**BRIEF**
Report only the number of lines holding "values".

## Begin MATERIAL TO PROCESS

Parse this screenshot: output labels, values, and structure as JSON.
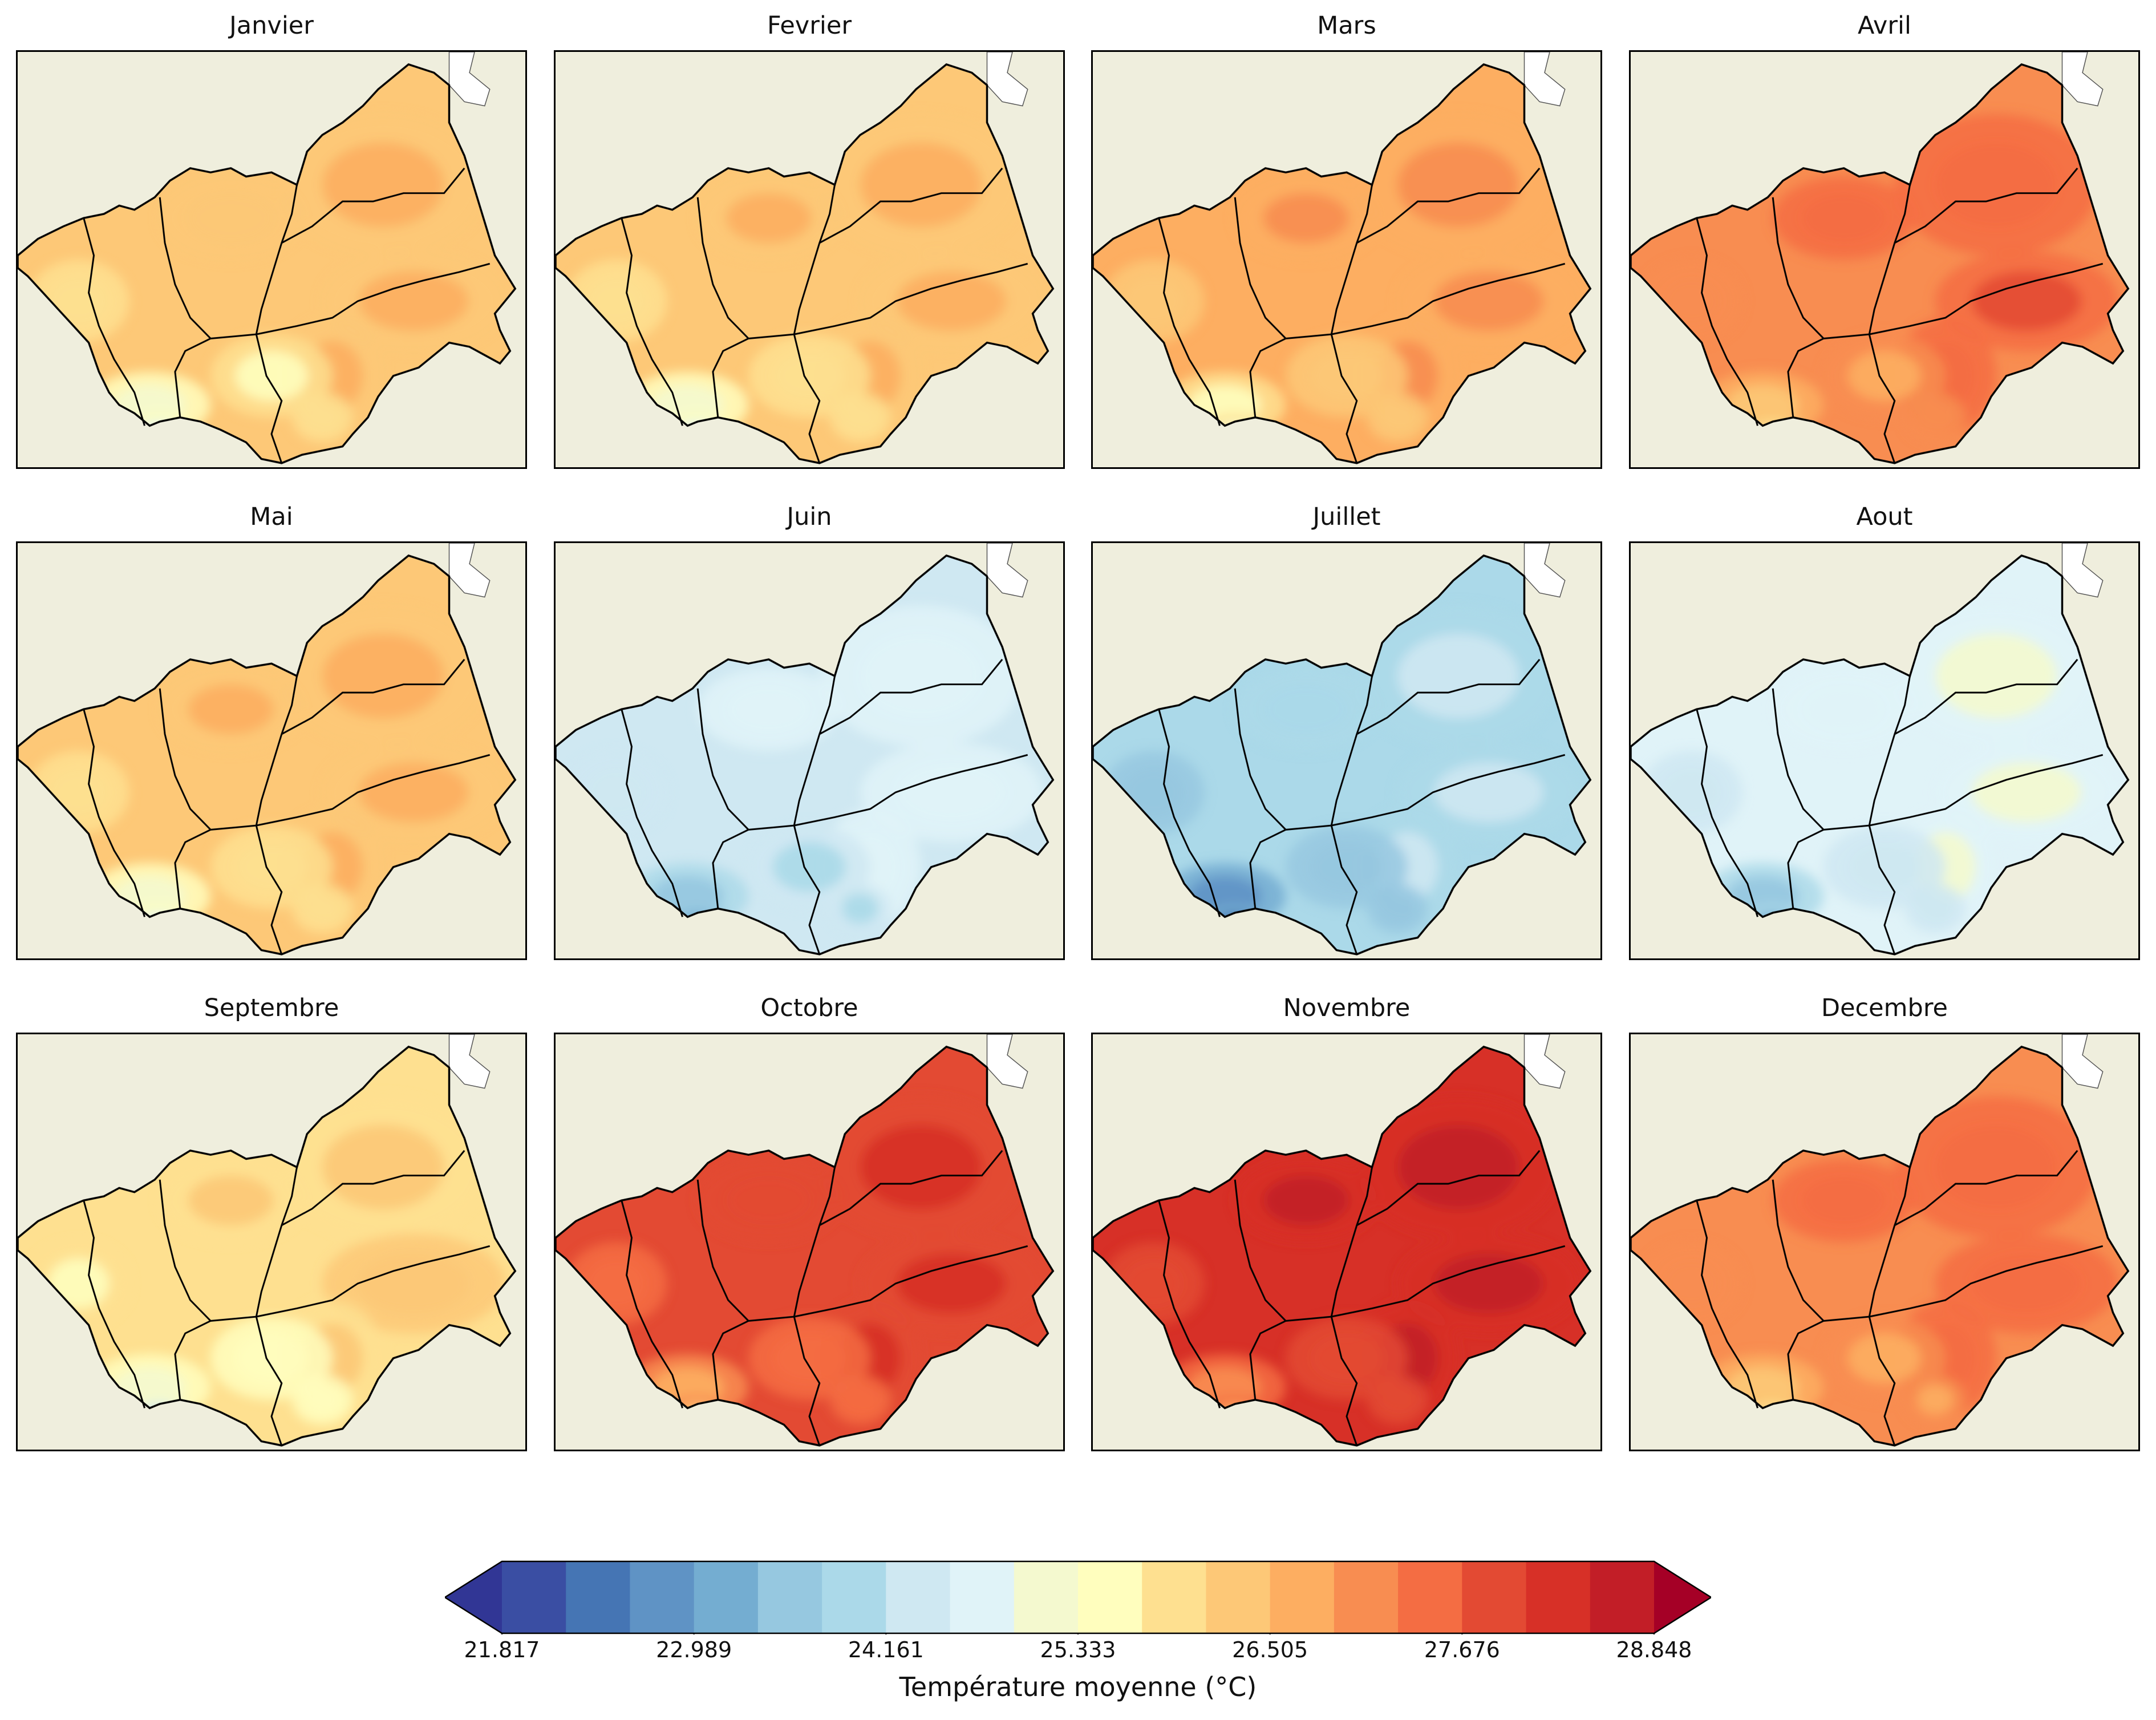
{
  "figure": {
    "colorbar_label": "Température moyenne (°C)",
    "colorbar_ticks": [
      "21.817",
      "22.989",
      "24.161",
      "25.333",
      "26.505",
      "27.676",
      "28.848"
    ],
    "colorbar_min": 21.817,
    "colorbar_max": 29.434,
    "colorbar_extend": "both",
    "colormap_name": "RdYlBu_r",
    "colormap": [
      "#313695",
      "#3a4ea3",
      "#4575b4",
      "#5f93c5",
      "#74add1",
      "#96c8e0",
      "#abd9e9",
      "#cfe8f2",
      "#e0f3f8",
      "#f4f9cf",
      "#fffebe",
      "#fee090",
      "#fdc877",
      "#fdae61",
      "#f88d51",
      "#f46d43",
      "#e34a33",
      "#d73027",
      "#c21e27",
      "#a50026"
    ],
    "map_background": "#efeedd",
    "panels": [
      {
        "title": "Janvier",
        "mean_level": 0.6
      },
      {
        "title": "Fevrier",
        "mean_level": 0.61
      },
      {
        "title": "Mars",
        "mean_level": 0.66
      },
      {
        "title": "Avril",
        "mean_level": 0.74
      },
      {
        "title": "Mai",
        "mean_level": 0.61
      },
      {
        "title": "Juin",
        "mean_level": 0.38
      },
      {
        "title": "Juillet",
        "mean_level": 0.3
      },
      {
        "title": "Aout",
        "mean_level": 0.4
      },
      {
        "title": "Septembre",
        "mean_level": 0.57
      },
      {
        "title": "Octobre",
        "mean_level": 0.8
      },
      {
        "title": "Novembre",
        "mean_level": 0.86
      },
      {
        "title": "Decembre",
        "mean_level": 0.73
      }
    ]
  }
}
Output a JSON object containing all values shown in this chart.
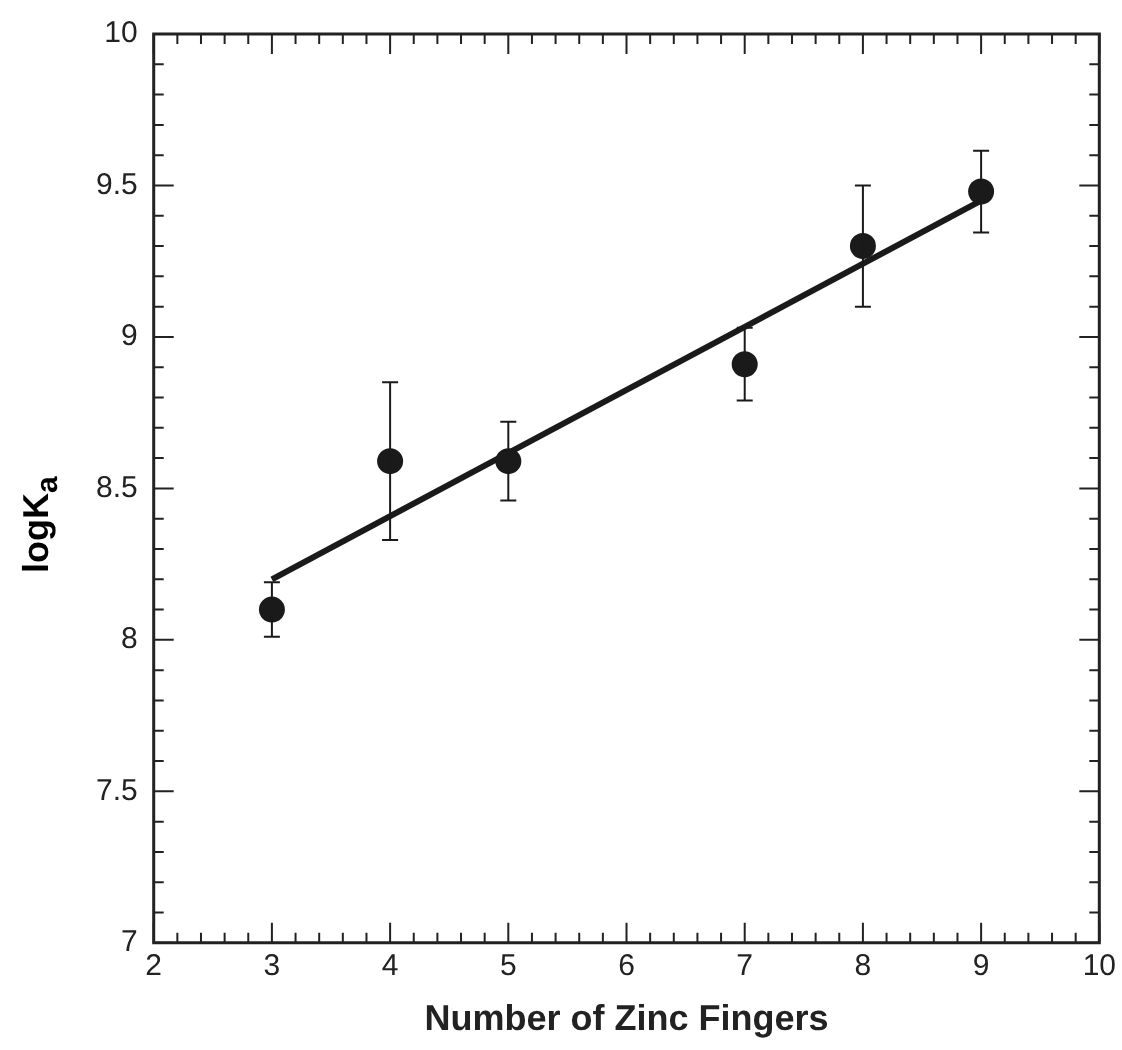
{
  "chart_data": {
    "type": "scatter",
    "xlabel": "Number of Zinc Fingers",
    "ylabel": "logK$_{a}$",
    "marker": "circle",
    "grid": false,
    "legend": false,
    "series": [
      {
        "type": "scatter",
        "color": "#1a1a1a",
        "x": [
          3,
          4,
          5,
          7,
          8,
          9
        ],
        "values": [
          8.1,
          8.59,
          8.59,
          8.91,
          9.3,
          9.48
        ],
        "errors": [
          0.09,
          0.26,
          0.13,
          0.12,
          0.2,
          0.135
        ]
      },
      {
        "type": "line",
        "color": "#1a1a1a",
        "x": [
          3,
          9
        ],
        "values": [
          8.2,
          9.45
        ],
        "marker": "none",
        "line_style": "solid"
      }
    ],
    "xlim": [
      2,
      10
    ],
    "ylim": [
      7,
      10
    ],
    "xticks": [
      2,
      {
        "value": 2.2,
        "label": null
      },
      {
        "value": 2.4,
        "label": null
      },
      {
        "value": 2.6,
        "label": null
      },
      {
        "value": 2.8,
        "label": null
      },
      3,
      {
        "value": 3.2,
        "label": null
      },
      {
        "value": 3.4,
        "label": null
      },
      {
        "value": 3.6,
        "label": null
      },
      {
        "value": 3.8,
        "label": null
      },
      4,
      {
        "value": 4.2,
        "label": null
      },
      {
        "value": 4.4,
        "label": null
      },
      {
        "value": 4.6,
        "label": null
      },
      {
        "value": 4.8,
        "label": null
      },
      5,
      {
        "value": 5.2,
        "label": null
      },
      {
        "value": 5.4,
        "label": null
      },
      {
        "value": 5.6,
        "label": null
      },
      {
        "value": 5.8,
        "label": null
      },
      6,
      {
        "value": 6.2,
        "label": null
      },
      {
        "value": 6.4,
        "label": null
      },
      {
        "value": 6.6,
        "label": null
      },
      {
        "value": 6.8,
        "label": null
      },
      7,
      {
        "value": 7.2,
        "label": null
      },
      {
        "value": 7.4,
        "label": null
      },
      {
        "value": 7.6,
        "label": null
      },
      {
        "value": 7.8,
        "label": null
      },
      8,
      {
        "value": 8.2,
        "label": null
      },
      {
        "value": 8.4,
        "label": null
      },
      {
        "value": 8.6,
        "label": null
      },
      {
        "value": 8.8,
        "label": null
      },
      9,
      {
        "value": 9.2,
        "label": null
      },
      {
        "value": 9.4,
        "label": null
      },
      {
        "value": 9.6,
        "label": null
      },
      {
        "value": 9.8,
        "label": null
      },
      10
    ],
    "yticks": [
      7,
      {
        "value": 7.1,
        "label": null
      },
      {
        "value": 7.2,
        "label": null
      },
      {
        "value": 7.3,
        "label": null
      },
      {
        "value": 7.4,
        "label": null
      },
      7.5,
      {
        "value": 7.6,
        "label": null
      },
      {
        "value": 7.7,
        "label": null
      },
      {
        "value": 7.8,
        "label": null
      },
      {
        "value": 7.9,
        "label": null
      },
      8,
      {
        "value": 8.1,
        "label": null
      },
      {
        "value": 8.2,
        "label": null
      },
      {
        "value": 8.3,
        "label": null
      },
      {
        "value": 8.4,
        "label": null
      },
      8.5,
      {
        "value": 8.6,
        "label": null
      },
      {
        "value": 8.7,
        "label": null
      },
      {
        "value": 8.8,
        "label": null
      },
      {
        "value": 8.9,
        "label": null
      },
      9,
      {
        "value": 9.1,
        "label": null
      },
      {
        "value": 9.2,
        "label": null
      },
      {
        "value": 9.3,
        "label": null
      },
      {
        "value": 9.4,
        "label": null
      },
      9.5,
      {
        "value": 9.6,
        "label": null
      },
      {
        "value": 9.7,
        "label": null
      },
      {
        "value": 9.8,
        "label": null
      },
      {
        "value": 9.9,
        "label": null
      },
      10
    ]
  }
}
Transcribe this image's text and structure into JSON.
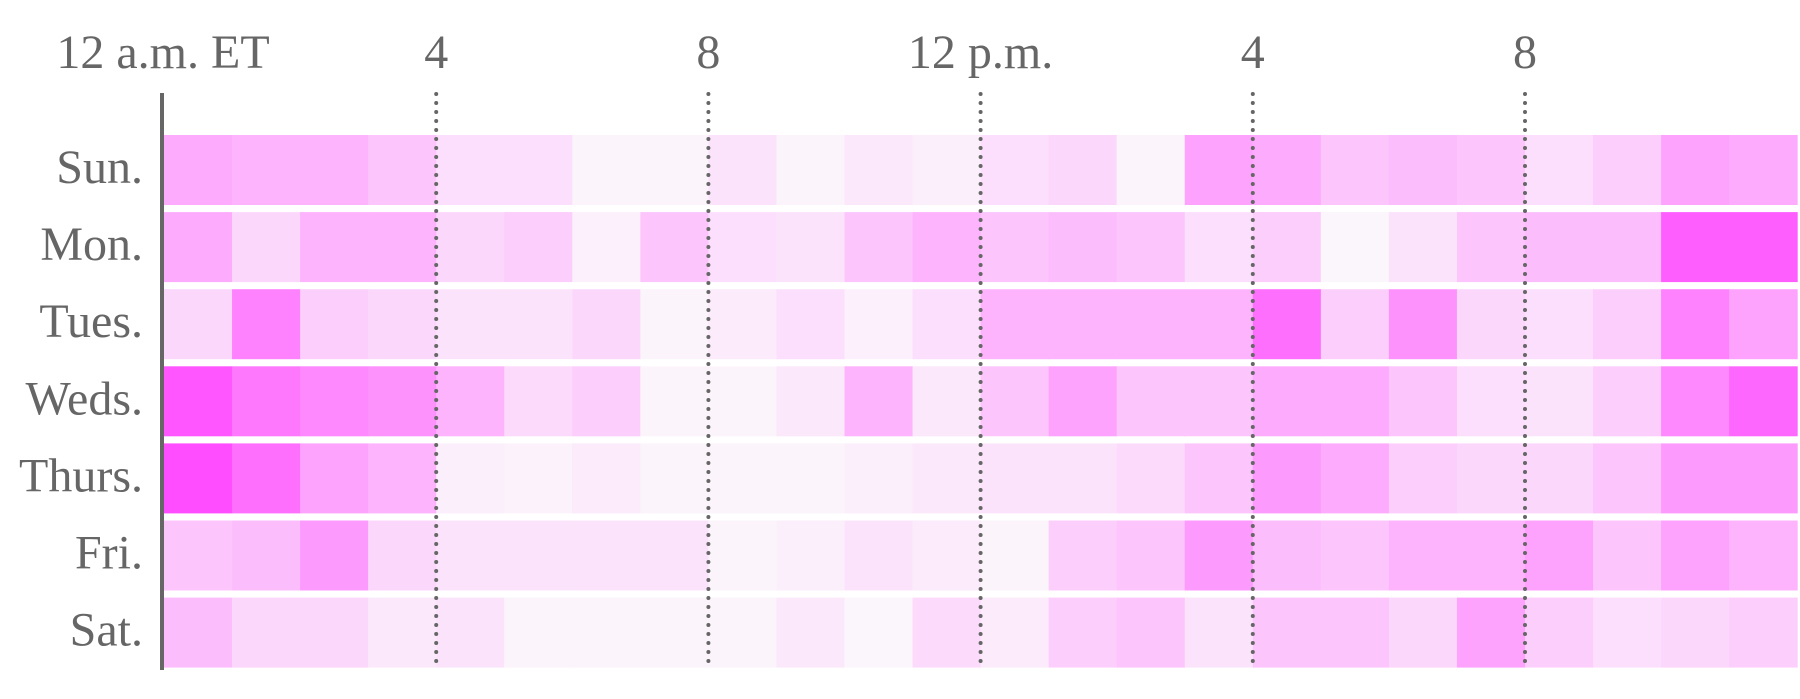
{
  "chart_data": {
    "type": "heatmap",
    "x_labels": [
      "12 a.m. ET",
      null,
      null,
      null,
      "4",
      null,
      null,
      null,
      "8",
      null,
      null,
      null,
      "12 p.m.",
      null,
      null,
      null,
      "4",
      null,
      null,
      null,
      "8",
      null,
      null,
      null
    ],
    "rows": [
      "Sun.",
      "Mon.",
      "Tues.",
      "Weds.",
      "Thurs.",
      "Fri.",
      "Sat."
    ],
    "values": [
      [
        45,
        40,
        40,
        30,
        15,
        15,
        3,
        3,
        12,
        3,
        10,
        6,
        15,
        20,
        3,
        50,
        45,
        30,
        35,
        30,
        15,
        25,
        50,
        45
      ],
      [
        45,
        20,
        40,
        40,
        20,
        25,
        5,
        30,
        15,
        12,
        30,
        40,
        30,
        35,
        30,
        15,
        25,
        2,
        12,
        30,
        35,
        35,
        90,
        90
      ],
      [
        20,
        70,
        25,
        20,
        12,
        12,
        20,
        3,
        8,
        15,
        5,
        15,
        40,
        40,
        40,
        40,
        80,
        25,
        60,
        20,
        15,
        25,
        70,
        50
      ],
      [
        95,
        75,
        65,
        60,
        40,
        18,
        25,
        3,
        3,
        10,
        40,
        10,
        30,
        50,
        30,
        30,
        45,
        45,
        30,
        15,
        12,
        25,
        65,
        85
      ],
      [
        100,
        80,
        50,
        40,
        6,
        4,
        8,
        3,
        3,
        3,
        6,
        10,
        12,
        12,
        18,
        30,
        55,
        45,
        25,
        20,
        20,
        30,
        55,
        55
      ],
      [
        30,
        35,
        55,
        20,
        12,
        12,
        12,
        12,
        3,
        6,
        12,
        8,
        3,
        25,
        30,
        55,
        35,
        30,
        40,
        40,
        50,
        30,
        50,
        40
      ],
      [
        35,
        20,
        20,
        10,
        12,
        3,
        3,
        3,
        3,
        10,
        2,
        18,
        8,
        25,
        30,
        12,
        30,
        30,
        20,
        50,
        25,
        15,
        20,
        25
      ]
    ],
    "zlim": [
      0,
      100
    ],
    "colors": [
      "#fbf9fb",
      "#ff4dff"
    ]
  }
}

## End MATERIAL TO PROCESS

**REPLY**
5